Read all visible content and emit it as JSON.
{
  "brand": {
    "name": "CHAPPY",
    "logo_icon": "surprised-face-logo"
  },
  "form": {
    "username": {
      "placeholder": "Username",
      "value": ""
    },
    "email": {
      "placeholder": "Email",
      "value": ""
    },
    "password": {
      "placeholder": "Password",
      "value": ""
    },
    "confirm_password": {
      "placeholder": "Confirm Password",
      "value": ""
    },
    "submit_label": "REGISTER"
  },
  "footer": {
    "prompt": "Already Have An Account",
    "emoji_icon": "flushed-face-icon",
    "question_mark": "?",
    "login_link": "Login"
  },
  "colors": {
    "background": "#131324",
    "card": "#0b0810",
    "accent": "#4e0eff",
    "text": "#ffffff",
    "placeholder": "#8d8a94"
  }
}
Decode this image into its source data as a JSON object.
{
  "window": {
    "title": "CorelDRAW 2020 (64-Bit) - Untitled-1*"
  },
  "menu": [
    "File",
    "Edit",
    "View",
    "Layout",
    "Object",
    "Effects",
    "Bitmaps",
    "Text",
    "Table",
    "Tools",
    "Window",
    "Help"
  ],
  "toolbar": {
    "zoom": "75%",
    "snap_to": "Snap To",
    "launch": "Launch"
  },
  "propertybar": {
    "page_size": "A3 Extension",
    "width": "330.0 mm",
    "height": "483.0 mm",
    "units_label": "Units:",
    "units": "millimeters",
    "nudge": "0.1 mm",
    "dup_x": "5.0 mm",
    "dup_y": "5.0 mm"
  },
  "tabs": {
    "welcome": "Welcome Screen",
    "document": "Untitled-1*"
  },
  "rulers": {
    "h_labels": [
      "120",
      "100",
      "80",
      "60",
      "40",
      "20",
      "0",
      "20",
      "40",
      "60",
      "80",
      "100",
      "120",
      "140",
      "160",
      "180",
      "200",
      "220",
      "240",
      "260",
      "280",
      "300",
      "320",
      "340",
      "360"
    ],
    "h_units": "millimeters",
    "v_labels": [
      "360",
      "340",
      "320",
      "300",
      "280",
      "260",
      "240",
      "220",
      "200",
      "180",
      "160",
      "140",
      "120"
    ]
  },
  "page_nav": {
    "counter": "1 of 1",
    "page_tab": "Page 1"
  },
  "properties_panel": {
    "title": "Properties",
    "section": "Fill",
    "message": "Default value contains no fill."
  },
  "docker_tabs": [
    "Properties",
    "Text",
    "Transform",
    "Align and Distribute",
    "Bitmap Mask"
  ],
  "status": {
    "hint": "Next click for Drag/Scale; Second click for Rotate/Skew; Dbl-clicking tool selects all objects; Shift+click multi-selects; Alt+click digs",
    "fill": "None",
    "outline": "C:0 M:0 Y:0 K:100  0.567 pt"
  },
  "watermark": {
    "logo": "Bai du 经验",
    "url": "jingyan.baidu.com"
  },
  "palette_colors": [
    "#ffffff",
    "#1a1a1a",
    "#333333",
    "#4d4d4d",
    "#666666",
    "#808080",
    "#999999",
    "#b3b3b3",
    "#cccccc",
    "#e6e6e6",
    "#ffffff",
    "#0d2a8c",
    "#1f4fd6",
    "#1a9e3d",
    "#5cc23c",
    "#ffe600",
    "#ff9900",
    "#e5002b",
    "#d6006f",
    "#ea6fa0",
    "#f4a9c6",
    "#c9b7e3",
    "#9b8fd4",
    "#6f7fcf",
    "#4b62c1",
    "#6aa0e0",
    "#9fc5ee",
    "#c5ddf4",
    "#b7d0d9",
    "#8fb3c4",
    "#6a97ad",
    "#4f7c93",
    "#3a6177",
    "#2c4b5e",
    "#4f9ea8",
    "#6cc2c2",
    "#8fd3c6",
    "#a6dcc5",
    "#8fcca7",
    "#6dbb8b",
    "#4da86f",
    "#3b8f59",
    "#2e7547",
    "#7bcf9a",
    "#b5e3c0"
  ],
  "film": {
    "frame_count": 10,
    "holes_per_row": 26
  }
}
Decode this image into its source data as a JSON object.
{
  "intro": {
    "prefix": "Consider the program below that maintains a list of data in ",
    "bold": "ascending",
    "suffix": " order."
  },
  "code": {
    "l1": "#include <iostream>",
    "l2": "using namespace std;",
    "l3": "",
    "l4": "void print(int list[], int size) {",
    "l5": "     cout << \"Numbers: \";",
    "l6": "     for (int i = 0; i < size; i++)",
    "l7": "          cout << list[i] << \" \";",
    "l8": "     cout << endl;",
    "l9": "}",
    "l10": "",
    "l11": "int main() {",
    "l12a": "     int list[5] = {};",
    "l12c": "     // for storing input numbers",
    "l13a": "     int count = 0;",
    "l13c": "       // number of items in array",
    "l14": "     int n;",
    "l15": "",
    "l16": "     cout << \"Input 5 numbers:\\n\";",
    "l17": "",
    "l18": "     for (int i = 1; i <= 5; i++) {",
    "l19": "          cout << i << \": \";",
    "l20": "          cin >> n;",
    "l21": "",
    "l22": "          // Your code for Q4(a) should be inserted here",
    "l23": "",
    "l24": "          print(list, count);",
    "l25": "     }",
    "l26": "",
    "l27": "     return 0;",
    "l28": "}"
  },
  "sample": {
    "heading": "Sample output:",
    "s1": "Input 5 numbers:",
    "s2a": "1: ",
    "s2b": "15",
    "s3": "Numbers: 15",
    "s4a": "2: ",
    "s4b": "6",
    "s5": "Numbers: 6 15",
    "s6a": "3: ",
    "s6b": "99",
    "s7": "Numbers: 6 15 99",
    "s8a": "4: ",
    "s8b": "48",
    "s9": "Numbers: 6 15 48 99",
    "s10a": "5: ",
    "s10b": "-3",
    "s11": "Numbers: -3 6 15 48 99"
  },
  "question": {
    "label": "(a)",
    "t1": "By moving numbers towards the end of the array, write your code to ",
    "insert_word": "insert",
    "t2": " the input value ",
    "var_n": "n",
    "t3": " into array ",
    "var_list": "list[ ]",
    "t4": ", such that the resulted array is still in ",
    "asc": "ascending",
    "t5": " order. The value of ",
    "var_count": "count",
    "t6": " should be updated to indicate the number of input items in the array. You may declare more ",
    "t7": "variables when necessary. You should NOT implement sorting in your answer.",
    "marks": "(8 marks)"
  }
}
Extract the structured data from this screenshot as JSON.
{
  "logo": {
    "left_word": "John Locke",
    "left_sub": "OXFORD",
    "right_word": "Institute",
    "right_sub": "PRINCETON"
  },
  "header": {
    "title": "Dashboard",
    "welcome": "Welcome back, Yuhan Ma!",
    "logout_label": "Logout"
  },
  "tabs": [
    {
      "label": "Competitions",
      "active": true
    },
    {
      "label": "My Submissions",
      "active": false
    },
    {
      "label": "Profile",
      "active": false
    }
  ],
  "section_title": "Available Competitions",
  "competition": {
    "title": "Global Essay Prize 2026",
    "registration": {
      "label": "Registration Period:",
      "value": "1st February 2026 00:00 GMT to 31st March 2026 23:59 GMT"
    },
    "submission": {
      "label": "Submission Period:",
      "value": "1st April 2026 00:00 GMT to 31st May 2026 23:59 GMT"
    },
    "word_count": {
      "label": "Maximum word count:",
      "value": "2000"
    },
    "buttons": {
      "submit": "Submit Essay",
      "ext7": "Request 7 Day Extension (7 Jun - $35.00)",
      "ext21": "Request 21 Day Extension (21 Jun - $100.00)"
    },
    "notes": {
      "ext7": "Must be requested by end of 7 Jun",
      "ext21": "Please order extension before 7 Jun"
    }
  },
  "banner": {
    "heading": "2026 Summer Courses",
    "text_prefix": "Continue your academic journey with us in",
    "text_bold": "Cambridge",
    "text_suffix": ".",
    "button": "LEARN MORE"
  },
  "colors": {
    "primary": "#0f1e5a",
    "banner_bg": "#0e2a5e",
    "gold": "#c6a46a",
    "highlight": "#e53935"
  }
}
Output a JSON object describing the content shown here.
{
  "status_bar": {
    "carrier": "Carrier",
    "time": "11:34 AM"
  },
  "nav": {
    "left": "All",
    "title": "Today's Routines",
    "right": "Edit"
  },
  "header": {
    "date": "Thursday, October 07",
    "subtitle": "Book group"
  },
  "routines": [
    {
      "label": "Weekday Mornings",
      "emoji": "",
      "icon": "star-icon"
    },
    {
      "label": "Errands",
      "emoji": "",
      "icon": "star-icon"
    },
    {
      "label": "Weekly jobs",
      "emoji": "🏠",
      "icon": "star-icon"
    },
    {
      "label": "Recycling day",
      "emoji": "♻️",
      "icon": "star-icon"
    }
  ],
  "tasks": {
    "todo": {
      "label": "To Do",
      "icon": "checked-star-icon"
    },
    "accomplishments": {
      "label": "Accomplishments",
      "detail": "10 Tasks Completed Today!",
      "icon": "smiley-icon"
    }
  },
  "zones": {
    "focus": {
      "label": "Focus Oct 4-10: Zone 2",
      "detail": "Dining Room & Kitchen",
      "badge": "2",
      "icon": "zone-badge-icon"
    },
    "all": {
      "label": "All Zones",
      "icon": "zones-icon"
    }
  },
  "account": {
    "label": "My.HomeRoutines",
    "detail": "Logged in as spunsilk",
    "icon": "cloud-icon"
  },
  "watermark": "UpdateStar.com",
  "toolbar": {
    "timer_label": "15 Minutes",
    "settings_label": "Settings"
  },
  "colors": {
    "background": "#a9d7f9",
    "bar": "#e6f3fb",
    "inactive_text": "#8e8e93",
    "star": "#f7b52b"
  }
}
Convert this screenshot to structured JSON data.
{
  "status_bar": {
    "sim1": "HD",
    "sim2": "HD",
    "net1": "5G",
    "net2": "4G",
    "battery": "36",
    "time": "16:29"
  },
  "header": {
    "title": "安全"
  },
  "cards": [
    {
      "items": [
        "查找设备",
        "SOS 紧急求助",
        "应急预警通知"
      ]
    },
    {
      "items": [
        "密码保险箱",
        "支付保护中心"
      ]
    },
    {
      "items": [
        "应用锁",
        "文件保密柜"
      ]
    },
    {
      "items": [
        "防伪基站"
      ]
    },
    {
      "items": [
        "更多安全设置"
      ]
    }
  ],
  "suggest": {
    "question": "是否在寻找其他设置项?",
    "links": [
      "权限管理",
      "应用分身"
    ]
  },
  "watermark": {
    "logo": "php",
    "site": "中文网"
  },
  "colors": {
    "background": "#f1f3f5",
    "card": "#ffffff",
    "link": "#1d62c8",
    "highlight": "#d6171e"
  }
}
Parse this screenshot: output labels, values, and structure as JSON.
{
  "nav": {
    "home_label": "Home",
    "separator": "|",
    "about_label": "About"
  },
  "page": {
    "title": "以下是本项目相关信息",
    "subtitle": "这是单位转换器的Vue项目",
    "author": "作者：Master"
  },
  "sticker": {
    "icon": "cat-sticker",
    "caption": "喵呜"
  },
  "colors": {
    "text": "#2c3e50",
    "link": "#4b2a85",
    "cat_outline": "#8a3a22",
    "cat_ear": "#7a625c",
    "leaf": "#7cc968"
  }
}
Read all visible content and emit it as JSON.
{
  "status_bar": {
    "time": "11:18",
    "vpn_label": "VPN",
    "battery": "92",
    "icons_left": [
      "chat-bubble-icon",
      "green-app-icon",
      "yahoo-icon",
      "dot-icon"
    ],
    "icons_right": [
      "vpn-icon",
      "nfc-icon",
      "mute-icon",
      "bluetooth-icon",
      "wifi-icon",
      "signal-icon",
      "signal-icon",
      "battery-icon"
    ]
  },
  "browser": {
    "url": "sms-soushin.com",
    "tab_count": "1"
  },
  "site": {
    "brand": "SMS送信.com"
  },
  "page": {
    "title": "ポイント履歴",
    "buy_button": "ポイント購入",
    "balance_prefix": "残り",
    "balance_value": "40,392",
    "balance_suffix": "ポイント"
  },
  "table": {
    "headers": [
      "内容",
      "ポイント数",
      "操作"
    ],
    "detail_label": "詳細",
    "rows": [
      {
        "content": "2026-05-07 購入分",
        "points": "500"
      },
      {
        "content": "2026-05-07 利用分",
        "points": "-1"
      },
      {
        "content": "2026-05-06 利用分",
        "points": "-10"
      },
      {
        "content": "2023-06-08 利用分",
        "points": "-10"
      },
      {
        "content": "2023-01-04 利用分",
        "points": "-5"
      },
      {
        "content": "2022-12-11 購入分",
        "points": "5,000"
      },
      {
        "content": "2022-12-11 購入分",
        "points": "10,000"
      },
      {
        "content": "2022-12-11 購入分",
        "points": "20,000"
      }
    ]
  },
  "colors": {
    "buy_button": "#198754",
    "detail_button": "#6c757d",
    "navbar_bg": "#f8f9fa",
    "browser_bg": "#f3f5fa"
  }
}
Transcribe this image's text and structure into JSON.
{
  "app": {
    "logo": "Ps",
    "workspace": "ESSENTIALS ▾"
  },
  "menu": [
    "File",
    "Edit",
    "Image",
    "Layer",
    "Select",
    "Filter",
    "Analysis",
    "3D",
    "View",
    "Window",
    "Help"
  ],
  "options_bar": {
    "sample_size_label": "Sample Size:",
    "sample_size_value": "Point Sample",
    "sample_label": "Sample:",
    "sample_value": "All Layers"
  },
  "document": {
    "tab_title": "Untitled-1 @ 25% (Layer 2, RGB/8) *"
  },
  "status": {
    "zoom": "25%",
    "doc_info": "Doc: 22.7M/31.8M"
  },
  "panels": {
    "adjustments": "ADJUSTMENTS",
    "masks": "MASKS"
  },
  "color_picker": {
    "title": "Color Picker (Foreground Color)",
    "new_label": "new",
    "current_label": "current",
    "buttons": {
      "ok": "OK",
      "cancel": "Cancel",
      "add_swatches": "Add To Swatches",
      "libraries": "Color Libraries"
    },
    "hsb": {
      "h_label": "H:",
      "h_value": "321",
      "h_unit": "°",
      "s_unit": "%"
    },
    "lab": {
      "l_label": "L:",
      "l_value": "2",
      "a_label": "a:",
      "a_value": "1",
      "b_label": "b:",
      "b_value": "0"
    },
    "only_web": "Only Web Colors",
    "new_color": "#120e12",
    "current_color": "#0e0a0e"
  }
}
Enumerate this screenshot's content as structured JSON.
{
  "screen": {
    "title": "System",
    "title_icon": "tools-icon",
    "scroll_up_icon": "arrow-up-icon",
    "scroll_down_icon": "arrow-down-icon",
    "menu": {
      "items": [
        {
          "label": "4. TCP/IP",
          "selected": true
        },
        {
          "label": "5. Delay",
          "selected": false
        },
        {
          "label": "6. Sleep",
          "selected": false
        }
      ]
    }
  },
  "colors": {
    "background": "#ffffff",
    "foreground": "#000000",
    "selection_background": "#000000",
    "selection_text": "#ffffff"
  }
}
+ + + + +
# What you are asked to do:
In the listing above, find the line containing "Enumerate this screenshot's" and please quote exactly that line through the last one, and no other lines.

# Written reply:
Enumerate this screenshot's content as structured JSON.
{
  "screen": {
    "title": "System",
    "title_icon": "tools-icon",
    "scroll_up_icon": "arrow-up-icon",
    "scroll_down_icon": "arrow-down-icon",
    "menu": {
      "items": [
        {
          "label": "4. TCP/IP",
          "selected": true
        },
        {
          "label": "5. Delay",
          "selected": false
        },
        {
          "label": "6. Sleep",
          "selected": false
        }
      ]
    }
  },
  "colors": {
    "background": "#ffffff",
    "foreground": "#000000",
    "selection_background": "#000000",
    "selection_text": "#ffffff"
  }
}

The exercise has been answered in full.